▸ Problem to work on:
Write out the material below again, unchanged.

▸ Provided data:
-=-=-=-=-
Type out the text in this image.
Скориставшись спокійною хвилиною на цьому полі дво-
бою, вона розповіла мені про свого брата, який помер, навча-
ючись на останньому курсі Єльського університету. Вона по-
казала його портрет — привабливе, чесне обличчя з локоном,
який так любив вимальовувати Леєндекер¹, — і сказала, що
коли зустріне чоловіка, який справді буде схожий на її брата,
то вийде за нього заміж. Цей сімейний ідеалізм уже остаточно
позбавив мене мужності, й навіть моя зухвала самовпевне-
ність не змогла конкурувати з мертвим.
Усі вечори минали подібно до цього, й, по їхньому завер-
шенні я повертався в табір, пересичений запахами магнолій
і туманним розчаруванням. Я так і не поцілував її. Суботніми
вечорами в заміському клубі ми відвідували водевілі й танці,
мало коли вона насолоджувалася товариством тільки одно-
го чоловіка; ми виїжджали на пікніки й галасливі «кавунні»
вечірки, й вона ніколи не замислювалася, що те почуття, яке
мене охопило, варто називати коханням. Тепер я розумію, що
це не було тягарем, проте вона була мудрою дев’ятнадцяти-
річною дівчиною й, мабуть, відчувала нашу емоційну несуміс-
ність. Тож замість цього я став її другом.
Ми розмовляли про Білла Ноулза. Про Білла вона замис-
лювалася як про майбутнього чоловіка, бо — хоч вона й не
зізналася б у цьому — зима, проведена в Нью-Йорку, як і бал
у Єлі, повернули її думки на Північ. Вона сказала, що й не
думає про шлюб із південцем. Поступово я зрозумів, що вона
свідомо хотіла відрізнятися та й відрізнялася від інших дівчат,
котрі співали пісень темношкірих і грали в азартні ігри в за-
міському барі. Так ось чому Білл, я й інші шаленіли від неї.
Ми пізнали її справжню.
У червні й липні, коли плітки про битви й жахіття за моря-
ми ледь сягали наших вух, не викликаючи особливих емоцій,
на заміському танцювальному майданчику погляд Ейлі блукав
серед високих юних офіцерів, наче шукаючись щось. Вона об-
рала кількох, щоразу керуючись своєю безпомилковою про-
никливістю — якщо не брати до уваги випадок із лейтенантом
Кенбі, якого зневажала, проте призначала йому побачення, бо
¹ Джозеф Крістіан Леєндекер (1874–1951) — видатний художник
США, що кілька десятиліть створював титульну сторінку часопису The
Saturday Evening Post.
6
-=-=-=-=-
▸ Task answer:
Type out the text in this image.
Скориставшись спокійною хвилиною на цьому полі дво-
бою, вона розповіла мені про свого брата, який помер, навча-
ючись на останньому курсі Єльського університету. Вона по-
казала його портрет — привабливе, чесне обличчя з локоном,
який так любив вимальовувати Леєндекер¹, — і сказала, що
коли зустріне чоловіка, який справді буде схожий на її брата,
то вийде за нього заміж. Цей сімейний ідеалізм уже остаточно
позбавив мене мужності, й навіть моя зухвала самовпевне-
ність не змогла конкурувати з мертвим.
Усі вечори минали подібно до цього, й, по їхньому завер-
шенні я повертався в табір, пересичений запахами магнолій
і туманним розчаруванням. Я так і не поцілував її. Суботніми
вечорами в заміському клубі ми відвідували водевілі й танці,
мало коли вона насолоджувалася товариством тільки одно-
го чоловіка; ми виїжджали на пікніки й галасливі «кавунні»
вечірки, й вона ніколи не замислювалася, що те почуття, яке
мене охопило, варто називати коханням. Тепер я розумію, що
це не було тягарем, проте вона була мудрою дев’ятнадцяти-
річною дівчиною й, мабуть, відчувала нашу емоційну несуміс-
ність. Тож замість цього я став її другом.
Ми розмовляли про Білла Ноулза. Про Білла вона замис-
лювалася як про майбутнього чоловіка, бо — хоч вона й не
зізналася б у цьому — зима, проведена в Нью-Йорку, як і бал
у Єлі, повернули її думки на Північ. Вона сказала, що й не
думає про шлюб із південцем. Поступово я зрозумів, що вона
свідомо хотіла відрізнятися та й відрізнялася від інших дівчат,
котрі співали пісень темношкірих і грали в азартні ігри в за-
міському барі. Так ось чому Білл, я й інші шаленіли від неї.
Ми пізнали її справжню.
У червні й липні, коли плітки про битви й жахіття за моря-
ми ледь сягали наших вух, не викликаючи особливих емоцій,
на заміському танцювальному майданчику погляд Ейлі блукав
серед високих юних офіцерів, наче шукаючись щось. Вона об-
рала кількох, щоразу керуючись своєю безпомилковою про-
никливістю — якщо не брати до уваги випадок із лейтенантом
Кенбі, якого зневажала, проте призначала йому побачення, бо
¹ Джозеф Крістіан Леєндекер (1874–1951) — видатний художник
США, що кілька десятиліть створював титульну сторінку часопису The
Saturday Evening Post.
6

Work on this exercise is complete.